Exercise: Find each line with the string "Calculated" and report it.

(Collection entries)
----

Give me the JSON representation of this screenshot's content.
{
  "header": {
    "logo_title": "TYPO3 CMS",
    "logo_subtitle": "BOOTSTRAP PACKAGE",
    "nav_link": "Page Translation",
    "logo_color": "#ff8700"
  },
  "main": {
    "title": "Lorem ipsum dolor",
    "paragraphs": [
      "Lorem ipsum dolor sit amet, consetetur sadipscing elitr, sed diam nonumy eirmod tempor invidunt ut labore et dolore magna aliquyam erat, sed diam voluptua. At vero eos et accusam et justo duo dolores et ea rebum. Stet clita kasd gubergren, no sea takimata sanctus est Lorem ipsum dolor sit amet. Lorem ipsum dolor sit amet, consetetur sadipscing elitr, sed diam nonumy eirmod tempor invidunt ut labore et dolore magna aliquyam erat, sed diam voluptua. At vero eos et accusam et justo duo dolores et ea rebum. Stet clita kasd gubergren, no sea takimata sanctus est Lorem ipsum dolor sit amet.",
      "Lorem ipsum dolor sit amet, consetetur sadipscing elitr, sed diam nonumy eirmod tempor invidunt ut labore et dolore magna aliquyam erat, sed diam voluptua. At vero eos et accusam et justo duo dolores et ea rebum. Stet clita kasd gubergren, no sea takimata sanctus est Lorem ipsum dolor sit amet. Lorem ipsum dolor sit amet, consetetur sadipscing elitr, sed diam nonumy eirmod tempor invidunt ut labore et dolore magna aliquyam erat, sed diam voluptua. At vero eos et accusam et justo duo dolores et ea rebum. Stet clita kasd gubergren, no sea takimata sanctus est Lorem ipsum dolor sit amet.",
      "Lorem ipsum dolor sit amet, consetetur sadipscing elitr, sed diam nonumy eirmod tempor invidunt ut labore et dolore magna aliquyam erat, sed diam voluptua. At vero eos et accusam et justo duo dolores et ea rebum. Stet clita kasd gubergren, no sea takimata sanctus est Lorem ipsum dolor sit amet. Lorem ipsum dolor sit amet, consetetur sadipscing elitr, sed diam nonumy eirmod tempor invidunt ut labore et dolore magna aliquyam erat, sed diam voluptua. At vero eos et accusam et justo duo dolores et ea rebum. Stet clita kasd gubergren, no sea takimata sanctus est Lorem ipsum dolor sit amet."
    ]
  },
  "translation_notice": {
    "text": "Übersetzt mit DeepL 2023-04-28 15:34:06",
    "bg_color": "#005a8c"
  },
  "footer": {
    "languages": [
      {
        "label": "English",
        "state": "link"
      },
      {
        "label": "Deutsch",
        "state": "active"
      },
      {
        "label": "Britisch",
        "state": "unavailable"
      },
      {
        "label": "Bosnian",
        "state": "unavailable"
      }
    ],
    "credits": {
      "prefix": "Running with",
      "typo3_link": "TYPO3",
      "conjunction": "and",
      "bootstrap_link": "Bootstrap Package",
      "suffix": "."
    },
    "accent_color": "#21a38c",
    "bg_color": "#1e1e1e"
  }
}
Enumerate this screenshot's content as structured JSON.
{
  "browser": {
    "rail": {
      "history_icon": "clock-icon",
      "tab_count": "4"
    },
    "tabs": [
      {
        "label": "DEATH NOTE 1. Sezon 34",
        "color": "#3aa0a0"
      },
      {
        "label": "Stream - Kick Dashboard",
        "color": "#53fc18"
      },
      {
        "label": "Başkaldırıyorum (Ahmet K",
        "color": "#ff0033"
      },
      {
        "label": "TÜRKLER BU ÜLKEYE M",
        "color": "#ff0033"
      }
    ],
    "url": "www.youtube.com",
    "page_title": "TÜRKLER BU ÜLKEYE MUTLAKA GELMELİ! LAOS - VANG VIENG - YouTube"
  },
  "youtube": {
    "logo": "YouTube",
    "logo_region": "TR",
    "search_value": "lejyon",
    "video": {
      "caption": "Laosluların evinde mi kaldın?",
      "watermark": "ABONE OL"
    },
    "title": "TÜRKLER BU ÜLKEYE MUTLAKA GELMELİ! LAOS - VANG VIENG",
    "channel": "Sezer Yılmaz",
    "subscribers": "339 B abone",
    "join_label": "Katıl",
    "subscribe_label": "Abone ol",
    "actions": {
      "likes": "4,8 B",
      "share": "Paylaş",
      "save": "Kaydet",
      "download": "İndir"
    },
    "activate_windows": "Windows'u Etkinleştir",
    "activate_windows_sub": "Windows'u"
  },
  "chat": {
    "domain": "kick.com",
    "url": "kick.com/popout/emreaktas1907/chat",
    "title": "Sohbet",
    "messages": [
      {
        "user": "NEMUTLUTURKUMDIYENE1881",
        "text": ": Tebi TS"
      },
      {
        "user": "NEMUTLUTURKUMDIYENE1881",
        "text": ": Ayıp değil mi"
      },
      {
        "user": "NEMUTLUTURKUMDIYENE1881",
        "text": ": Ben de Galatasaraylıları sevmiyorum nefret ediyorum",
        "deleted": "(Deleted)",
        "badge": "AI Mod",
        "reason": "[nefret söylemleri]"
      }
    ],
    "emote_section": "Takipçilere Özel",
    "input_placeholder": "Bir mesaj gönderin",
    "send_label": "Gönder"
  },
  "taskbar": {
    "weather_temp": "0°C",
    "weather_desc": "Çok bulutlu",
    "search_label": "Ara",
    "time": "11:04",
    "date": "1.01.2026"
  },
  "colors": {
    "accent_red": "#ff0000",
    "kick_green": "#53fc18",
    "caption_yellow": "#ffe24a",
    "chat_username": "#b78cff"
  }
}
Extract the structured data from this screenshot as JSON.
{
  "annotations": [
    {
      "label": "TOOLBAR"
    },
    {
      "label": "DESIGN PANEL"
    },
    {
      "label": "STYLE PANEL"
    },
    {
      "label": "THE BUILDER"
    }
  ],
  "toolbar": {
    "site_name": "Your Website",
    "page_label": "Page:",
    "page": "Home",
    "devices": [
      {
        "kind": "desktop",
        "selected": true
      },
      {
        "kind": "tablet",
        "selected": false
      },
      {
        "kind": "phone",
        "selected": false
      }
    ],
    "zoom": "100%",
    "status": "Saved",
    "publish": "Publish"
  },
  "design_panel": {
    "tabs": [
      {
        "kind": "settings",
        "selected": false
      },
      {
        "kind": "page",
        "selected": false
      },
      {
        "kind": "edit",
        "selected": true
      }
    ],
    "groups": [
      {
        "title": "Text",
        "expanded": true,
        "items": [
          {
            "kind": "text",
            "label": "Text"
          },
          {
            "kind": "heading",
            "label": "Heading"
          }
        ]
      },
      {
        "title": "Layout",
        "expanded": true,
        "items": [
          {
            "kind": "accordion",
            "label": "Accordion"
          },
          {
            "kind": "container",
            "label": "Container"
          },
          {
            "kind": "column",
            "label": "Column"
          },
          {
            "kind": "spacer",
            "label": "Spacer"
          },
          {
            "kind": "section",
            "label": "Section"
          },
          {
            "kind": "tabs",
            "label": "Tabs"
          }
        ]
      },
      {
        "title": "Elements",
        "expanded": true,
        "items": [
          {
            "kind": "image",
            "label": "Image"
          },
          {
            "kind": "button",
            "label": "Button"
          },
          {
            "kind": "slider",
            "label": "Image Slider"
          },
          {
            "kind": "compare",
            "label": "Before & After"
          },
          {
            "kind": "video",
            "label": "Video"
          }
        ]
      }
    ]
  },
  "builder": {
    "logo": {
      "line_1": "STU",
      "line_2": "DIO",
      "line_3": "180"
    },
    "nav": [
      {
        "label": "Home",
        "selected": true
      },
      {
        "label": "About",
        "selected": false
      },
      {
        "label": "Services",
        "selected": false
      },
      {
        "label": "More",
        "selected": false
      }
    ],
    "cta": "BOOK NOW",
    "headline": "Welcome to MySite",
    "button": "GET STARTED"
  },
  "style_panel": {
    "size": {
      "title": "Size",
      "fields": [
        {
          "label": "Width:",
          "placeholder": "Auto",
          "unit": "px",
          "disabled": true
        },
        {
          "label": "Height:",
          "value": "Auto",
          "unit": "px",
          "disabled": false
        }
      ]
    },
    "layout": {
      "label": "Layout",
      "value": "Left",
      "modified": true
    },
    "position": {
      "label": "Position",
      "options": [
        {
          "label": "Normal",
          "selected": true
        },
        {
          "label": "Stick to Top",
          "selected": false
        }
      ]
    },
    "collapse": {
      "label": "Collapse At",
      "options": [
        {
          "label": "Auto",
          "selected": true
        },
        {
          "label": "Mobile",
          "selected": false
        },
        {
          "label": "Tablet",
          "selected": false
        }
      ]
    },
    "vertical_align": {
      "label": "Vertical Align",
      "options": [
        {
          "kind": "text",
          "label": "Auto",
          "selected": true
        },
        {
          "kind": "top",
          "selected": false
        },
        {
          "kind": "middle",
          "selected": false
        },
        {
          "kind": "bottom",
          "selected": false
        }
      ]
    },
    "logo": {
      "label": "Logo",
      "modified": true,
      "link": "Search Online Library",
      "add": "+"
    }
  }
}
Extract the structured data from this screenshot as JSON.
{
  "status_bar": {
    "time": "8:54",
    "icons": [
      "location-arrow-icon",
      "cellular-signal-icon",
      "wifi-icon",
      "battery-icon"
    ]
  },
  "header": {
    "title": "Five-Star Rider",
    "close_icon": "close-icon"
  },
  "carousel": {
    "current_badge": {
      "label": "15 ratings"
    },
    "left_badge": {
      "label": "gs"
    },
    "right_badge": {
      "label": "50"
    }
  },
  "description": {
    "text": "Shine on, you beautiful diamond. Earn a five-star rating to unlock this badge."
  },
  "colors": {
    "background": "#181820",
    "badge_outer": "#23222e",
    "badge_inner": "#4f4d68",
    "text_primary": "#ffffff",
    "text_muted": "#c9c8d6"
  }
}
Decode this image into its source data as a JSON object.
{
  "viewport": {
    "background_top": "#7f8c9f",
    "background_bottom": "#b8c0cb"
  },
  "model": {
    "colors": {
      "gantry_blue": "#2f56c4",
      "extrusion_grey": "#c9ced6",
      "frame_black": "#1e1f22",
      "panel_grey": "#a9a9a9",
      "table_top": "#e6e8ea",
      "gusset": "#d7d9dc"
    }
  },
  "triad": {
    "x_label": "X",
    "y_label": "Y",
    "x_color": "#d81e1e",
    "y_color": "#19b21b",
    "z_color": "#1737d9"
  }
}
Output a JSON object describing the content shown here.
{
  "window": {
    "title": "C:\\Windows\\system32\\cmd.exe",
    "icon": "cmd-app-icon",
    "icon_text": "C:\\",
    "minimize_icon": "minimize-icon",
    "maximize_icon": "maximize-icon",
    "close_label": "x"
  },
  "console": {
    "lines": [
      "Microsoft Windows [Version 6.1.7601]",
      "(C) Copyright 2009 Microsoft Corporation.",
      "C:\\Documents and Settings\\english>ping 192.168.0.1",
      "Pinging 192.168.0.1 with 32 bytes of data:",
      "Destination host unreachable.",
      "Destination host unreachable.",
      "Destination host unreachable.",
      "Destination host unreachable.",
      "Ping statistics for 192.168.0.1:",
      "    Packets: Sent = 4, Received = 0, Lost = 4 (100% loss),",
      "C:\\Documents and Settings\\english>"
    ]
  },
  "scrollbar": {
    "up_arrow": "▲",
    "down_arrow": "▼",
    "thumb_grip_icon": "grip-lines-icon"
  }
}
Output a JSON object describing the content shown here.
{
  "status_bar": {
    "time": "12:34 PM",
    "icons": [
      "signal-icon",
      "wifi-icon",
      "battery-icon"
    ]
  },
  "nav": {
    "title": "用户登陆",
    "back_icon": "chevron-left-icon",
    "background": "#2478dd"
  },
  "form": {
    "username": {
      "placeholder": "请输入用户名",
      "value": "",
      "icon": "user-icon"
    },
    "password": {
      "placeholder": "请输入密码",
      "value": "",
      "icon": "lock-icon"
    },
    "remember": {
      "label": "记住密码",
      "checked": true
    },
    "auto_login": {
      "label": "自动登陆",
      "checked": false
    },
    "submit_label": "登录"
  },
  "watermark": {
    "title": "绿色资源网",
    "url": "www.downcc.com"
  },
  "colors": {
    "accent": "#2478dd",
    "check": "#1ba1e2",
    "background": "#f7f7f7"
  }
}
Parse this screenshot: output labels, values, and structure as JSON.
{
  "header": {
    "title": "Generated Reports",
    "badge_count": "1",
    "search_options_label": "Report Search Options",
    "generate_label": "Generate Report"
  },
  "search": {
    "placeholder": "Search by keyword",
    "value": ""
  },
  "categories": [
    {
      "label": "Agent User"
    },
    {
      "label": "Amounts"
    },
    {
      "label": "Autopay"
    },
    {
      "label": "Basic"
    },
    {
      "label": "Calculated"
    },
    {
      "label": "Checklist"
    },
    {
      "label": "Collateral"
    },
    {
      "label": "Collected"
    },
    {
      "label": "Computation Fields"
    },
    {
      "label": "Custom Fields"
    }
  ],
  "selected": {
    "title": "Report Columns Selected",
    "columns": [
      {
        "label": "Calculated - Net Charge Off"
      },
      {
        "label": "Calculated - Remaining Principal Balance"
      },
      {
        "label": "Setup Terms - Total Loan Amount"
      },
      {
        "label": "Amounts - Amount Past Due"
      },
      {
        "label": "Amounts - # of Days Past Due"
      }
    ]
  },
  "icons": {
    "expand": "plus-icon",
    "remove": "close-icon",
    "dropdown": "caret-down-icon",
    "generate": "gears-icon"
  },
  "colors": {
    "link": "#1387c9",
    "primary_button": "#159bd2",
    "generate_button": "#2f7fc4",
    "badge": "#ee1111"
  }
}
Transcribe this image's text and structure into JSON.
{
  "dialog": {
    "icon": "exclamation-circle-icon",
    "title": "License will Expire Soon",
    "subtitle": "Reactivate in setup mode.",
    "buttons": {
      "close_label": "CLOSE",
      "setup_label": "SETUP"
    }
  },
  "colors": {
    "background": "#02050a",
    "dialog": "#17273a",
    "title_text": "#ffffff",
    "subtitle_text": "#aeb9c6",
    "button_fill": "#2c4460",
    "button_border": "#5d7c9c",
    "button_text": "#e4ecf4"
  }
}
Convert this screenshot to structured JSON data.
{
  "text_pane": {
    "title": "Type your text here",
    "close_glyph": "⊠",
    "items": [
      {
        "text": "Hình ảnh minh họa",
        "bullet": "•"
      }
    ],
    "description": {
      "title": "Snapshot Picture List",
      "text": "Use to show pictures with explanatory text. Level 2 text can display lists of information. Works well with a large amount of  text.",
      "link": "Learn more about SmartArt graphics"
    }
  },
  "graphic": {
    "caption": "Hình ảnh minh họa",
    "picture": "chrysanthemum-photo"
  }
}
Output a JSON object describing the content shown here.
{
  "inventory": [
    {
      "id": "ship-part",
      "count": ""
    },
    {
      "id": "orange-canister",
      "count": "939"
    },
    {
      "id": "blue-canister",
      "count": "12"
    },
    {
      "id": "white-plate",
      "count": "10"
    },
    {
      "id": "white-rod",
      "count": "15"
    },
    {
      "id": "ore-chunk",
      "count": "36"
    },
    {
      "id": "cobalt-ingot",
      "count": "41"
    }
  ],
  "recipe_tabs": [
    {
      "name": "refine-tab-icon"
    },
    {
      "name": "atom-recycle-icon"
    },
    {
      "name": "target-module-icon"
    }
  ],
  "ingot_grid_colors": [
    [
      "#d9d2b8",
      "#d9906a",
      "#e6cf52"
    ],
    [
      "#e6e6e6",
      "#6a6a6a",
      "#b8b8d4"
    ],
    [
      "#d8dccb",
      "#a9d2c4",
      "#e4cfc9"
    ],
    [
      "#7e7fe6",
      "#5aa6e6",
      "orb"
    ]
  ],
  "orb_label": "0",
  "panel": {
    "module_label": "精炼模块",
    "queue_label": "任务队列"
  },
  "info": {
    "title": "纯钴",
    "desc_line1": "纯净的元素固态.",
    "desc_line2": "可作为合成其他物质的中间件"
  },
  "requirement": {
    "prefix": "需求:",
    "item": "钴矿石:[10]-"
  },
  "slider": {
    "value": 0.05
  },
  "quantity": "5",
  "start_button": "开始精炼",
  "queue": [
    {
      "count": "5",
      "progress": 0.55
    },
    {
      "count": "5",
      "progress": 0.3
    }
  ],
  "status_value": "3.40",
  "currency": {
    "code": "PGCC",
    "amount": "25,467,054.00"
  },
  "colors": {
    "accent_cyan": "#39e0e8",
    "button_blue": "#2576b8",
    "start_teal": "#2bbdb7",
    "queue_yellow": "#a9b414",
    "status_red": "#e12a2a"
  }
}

----

Output of the exercise:
      "label": "Calculated"
        "label": "Calculated - Net Charge Off"
        "label": "Calculated - Remaining Principal Balance"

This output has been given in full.